EXERCISE GOAL: Find how many lines in the material hold the word "Livrarias", then state that number and nothing more.

ENTRIES SUPPLIED:
++++++++++++++++++++

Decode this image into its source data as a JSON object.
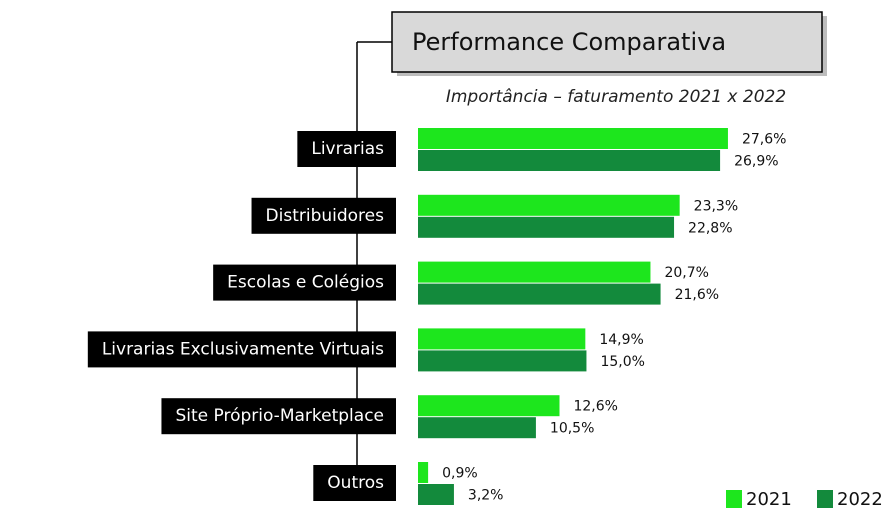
{
  "chart_data": {
    "type": "bar",
    "orientation": "horizontal",
    "title": "Performance Comparativa",
    "subtitle": "Importância – faturamento 2021 x 2022",
    "categories": [
      "Livrarias",
      "Distribuidores",
      "Escolas e Colégios",
      "Livrarias Exclusivamente Virtuais",
      "Site Próprio-Marketplace",
      "Outros"
    ],
    "series": [
      {
        "name": "2021",
        "color": "#1de61d",
        "values": [
          27.6,
          23.3,
          20.7,
          14.9,
          12.6,
          0.9
        ],
        "value_labels": [
          "27,6%",
          "23,3%",
          "20,7%",
          "14,9%",
          "12,6%",
          "0,9%"
        ]
      },
      {
        "name": "2022",
        "color": "#138a3c",
        "values": [
          26.9,
          22.8,
          21.6,
          15.0,
          10.5,
          3.2
        ],
        "value_labels": [
          "26,9%",
          "22,8%",
          "21,6%",
          "15,0%",
          "10,5%",
          "3,2%"
        ]
      }
    ],
    "legend": "bottom-right"
  }
}
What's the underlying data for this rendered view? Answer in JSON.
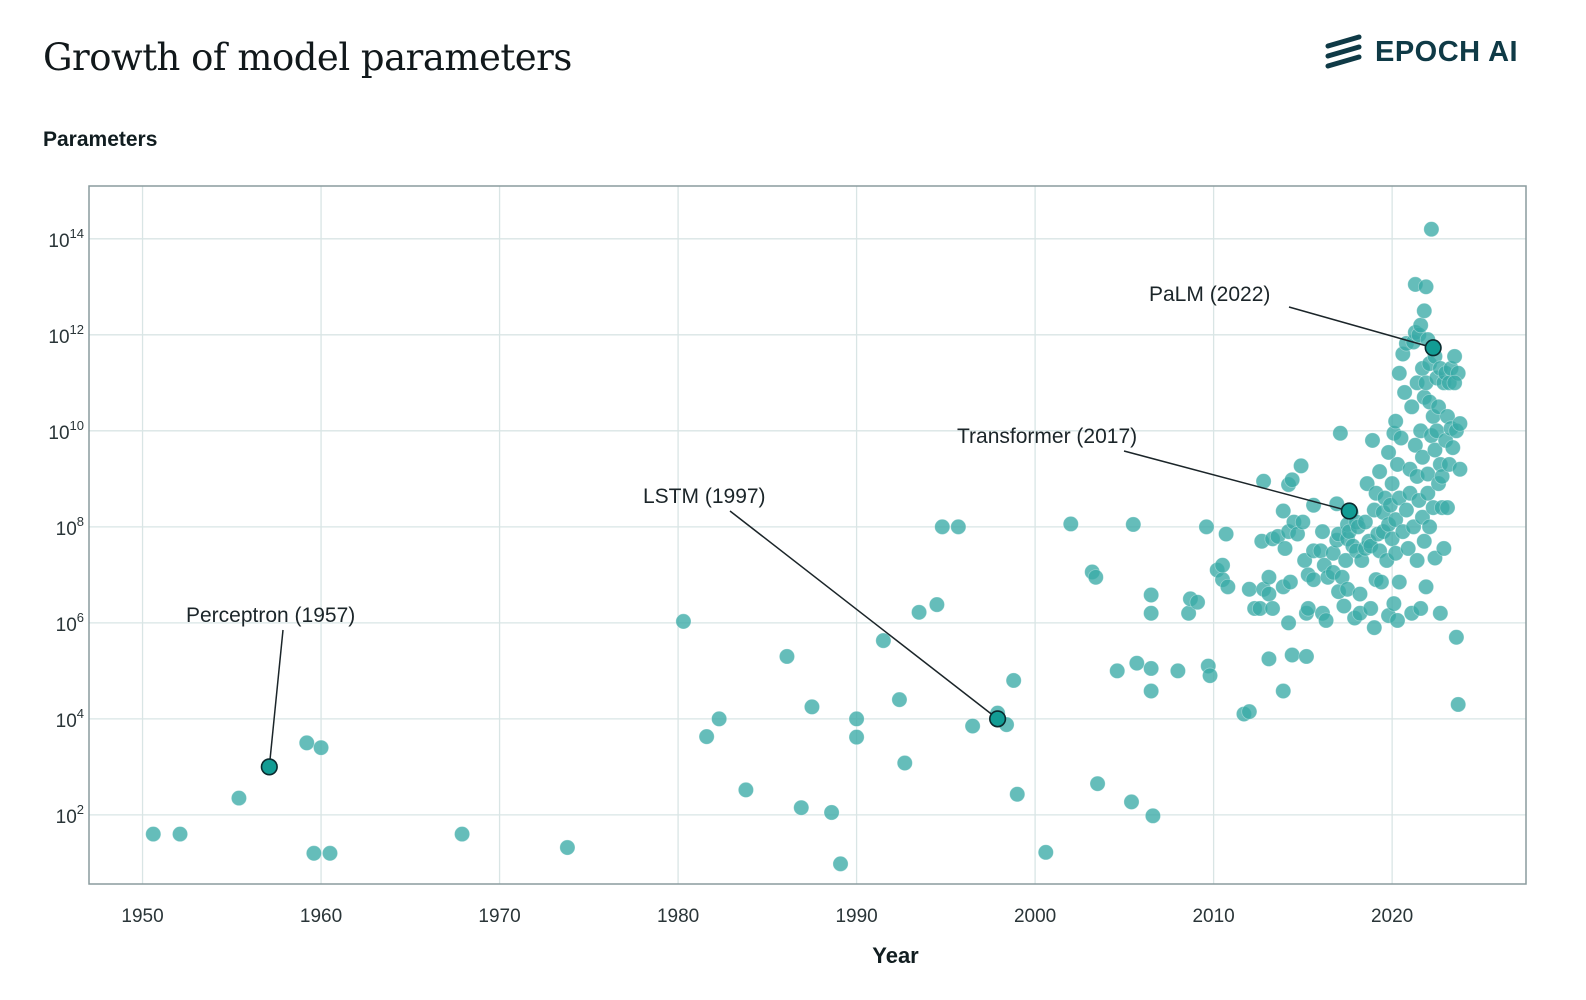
{
  "header": {
    "title": "Growth of model parameters",
    "brand": "EPOCH AI"
  },
  "colors": {
    "point": "#3aaba6",
    "highlight": "#129c94",
    "grid": "#d9e5e5",
    "frame": "#8a9b9e",
    "brand": "#0f3a46"
  },
  "chart_data": {
    "type": "scatter",
    "title": "Growth of model parameters",
    "xlabel": "Year",
    "ylabel": "Parameters",
    "yscale": "log10",
    "xlim": [
      1947,
      2027.5
    ],
    "ylim_log10": [
      0.56,
      15.1
    ],
    "grid": true,
    "x_ticks": [
      1950,
      1960,
      1970,
      1980,
      1990,
      2000,
      2010,
      2020
    ],
    "x_tick_labels": [
      "1950",
      "1960",
      "1970",
      "1980",
      "1990",
      "2000",
      "2010",
      "2020"
    ],
    "y_ticks_log10": [
      2,
      4,
      6,
      8,
      10,
      12,
      14
    ],
    "y_tick_base": "10",
    "y_tick_exponents": [
      "2",
      "4",
      "6",
      "8",
      "10",
      "12",
      "14"
    ],
    "points": [
      [
        1950.6,
        1.6
      ],
      [
        1952.1,
        1.6
      ],
      [
        1955.4,
        2.35
      ],
      [
        1959.2,
        3.5
      ],
      [
        1959.6,
        1.2
      ],
      [
        1960.0,
        3.4
      ],
      [
        1960.5,
        1.2
      ],
      [
        1967.9,
        1.6
      ],
      [
        1973.8,
        1.32
      ],
      [
        1980.3,
        6.03
      ],
      [
        1981.6,
        3.63
      ],
      [
        1982.3,
        4.0
      ],
      [
        1983.8,
        2.52
      ],
      [
        1986.1,
        5.3
      ],
      [
        1986.9,
        2.15
      ],
      [
        1987.5,
        4.25
      ],
      [
        1988.6,
        2.05
      ],
      [
        1989.1,
        0.98
      ],
      [
        1990.0,
        4.0
      ],
      [
        1990.0,
        3.62
      ],
      [
        1991.5,
        5.63
      ],
      [
        1992.4,
        4.4
      ],
      [
        1992.7,
        3.08
      ],
      [
        1993.5,
        6.22
      ],
      [
        1994.5,
        6.38
      ],
      [
        1994.8,
        8.0
      ],
      [
        1995.7,
        8.0
      ],
      [
        1996.5,
        3.85
      ],
      [
        1997.9,
        4.12
      ],
      [
        1998.4,
        3.88
      ],
      [
        1998.8,
        4.8
      ],
      [
        1999.0,
        2.43
      ],
      [
        2000.6,
        1.22
      ],
      [
        2002.0,
        8.06
      ],
      [
        2003.2,
        7.06
      ],
      [
        2003.4,
        6.95
      ],
      [
        2003.5,
        2.65
      ],
      [
        2004.6,
        5.0
      ],
      [
        2005.4,
        2.27
      ],
      [
        2005.5,
        8.05
      ],
      [
        2005.7,
        5.16
      ],
      [
        2006.5,
        5.05
      ],
      [
        2006.5,
        6.58
      ],
      [
        2006.5,
        6.2
      ],
      [
        2006.5,
        4.58
      ],
      [
        2006.6,
        1.98
      ],
      [
        2008.0,
        5.0
      ],
      [
        2008.6,
        6.2
      ],
      [
        2008.7,
        6.5
      ],
      [
        2009.1,
        6.43
      ],
      [
        2009.6,
        8.0
      ],
      [
        2009.7,
        5.1
      ],
      [
        2009.8,
        4.9
      ],
      [
        2010.2,
        7.1
      ],
      [
        2010.5,
        6.9
      ],
      [
        2010.5,
        7.2
      ],
      [
        2010.8,
        6.75
      ],
      [
        2010.7,
        7.85
      ],
      [
        2011.7,
        4.1
      ],
      [
        2012.0,
        4.15
      ],
      [
        2012.0,
        6.7
      ],
      [
        2012.3,
        6.3
      ],
      [
        2012.6,
        6.3
      ],
      [
        2012.7,
        7.7
      ],
      [
        2012.8,
        8.95
      ],
      [
        2012.8,
        6.7
      ],
      [
        2013.1,
        6.6
      ],
      [
        2013.1,
        6.95
      ],
      [
        2013.1,
        5.25
      ],
      [
        2013.3,
        7.75
      ],
      [
        2013.3,
        6.3
      ],
      [
        2013.6,
        7.8
      ],
      [
        2013.9,
        4.58
      ],
      [
        2013.9,
        6.75
      ],
      [
        2013.9,
        8.33
      ],
      [
        2014.0,
        7.55
      ],
      [
        2014.2,
        8.88
      ],
      [
        2014.2,
        7.9
      ],
      [
        2014.2,
        6.0
      ],
      [
        2014.3,
        6.85
      ],
      [
        2014.4,
        8.98
      ],
      [
        2014.4,
        5.33
      ],
      [
        2014.5,
        8.1
      ],
      [
        2014.7,
        7.85
      ],
      [
        2014.9,
        9.27
      ],
      [
        2015.0,
        8.1
      ],
      [
        2015.1,
        7.3
      ],
      [
        2015.2,
        6.2
      ],
      [
        2015.2,
        5.3
      ],
      [
        2015.3,
        6.3
      ],
      [
        2015.3,
        7.0
      ],
      [
        2015.6,
        7.5
      ],
      [
        2015.6,
        6.9
      ],
      [
        2015.6,
        8.45
      ],
      [
        2016.0,
        7.5
      ],
      [
        2016.1,
        7.9
      ],
      [
        2016.1,
        6.2
      ],
      [
        2016.2,
        7.2
      ],
      [
        2016.3,
        6.05
      ],
      [
        2016.4,
        6.95
      ],
      [
        2016.7,
        7.45
      ],
      [
        2016.7,
        7.05
      ],
      [
        2016.9,
        8.48
      ],
      [
        2016.9,
        7.72
      ],
      [
        2017.0,
        7.85
      ],
      [
        2017.0,
        6.65
      ],
      [
        2017.1,
        9.95
      ],
      [
        2017.2,
        6.95
      ],
      [
        2017.3,
        6.35
      ],
      [
        2017.4,
        7.3
      ],
      [
        2017.5,
        7.75
      ],
      [
        2017.5,
        8.05
      ],
      [
        2017.5,
        6.7
      ],
      [
        2017.6,
        7.9
      ],
      [
        2017.7,
        8.3
      ],
      [
        2017.8,
        7.6
      ],
      [
        2017.9,
        6.1
      ],
      [
        2018.0,
        7.5
      ],
      [
        2018.0,
        8.1
      ],
      [
        2018.1,
        8.0
      ],
      [
        2018.2,
        6.6
      ],
      [
        2018.2,
        6.2
      ],
      [
        2018.3,
        7.3
      ],
      [
        2018.5,
        7.55
      ],
      [
        2018.5,
        8.1
      ],
      [
        2018.6,
        8.9
      ],
      [
        2018.7,
        7.7
      ],
      [
        2018.8,
        6.3
      ],
      [
        2018.8,
        7.6
      ],
      [
        2018.9,
        9.8
      ],
      [
        2019.0,
        8.35
      ],
      [
        2019.0,
        5.9
      ],
      [
        2019.1,
        6.9
      ],
      [
        2019.1,
        8.7
      ],
      [
        2019.2,
        7.85
      ],
      [
        2019.3,
        9.15
      ],
      [
        2019.3,
        7.5
      ],
      [
        2019.4,
        6.85
      ],
      [
        2019.5,
        8.3
      ],
      [
        2019.5,
        7.9
      ],
      [
        2019.6,
        8.6
      ],
      [
        2019.7,
        7.3
      ],
      [
        2019.8,
        8.05
      ],
      [
        2019.8,
        9.55
      ],
      [
        2019.8,
        6.15
      ],
      [
        2019.9,
        8.45
      ],
      [
        2020.0,
        7.75
      ],
      [
        2020.0,
        8.9
      ],
      [
        2020.1,
        9.95
      ],
      [
        2020.1,
        6.4
      ],
      [
        2020.2,
        8.15
      ],
      [
        2020.2,
        7.45
      ],
      [
        2020.2,
        10.2
      ],
      [
        2020.3,
        9.3
      ],
      [
        2020.3,
        6.05
      ],
      [
        2020.4,
        8.6
      ],
      [
        2020.4,
        11.2
      ],
      [
        2020.4,
        6.85
      ],
      [
        2020.5,
        9.85
      ],
      [
        2020.6,
        7.9
      ],
      [
        2020.6,
        11.6
      ],
      [
        2020.7,
        10.8
      ],
      [
        2020.8,
        8.35
      ],
      [
        2020.8,
        11.82
      ],
      [
        2020.9,
        7.55
      ],
      [
        2021.0,
        9.2
      ],
      [
        2021.0,
        8.7
      ],
      [
        2021.1,
        6.2
      ],
      [
        2021.1,
        10.5
      ],
      [
        2021.2,
        11.85
      ],
      [
        2021.2,
        8.0
      ],
      [
        2021.3,
        9.7
      ],
      [
        2021.3,
        12.05
      ],
      [
        2021.3,
        13.05
      ],
      [
        2021.4,
        7.3
      ],
      [
        2021.4,
        9.05
      ],
      [
        2021.4,
        11.0
      ],
      [
        2021.5,
        8.55
      ],
      [
        2021.5,
        12.0
      ],
      [
        2021.6,
        10.0
      ],
      [
        2021.6,
        6.3
      ],
      [
        2021.6,
        12.2
      ],
      [
        2021.7,
        9.45
      ],
      [
        2021.7,
        11.3
      ],
      [
        2021.7,
        8.2
      ],
      [
        2021.8,
        12.5
      ],
      [
        2021.8,
        10.7
      ],
      [
        2021.8,
        7.7
      ],
      [
        2021.9,
        6.75
      ],
      [
        2021.9,
        11.0
      ],
      [
        2021.9,
        13.0
      ],
      [
        2022.0,
        9.1
      ],
      [
        2022.0,
        8.7
      ],
      [
        2022.0,
        11.9
      ],
      [
        2022.1,
        10.6
      ],
      [
        2022.1,
        8.0
      ],
      [
        2022.1,
        11.4
      ],
      [
        2022.2,
        14.2
      ],
      [
        2022.2,
        9.9
      ],
      [
        2022.3,
        10.3
      ],
      [
        2022.3,
        8.4
      ],
      [
        2022.4,
        11.55
      ],
      [
        2022.4,
        7.35
      ],
      [
        2022.4,
        9.6
      ],
      [
        2022.5,
        11.1
      ],
      [
        2022.5,
        10.0
      ],
      [
        2022.6,
        8.9
      ],
      [
        2022.6,
        10.5
      ],
      [
        2022.7,
        9.3
      ],
      [
        2022.7,
        6.2
      ],
      [
        2022.7,
        11.3
      ],
      [
        2022.8,
        8.4
      ],
      [
        2022.8,
        9.05
      ],
      [
        2022.9,
        11.0
      ],
      [
        2022.9,
        7.55
      ],
      [
        2023.0,
        9.8
      ],
      [
        2023.0,
        11.2
      ],
      [
        2023.1,
        10.3
      ],
      [
        2023.1,
        8.4
      ],
      [
        2023.2,
        11.0
      ],
      [
        2023.2,
        9.3
      ],
      [
        2023.3,
        11.3
      ],
      [
        2023.3,
        10.05
      ],
      [
        2023.4,
        9.65
      ],
      [
        2023.5,
        11.55
      ],
      [
        2023.6,
        10.0
      ],
      [
        2023.6,
        5.7
      ],
      [
        2023.7,
        4.3
      ],
      [
        2023.7,
        11.2
      ],
      [
        2023.8,
        10.15
      ],
      [
        2023.8,
        9.2
      ],
      [
        2023.5,
        11.0
      ]
    ],
    "annotations": [
      {
        "label": "Perceptron (1957)",
        "x": 1957.1,
        "y_log10": 3.0
      },
      {
        "label": "LSTM (1997)",
        "x": 1997.9,
        "y_log10": 4.0
      },
      {
        "label": "Transformer (2017)",
        "x": 2017.6,
        "y_log10": 8.33
      },
      {
        "label": "PaLM (2022)",
        "x": 2022.3,
        "y_log10": 11.73
      }
    ]
  }
}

++++++++++++++++++++

WRITTEN SOLUTION: 2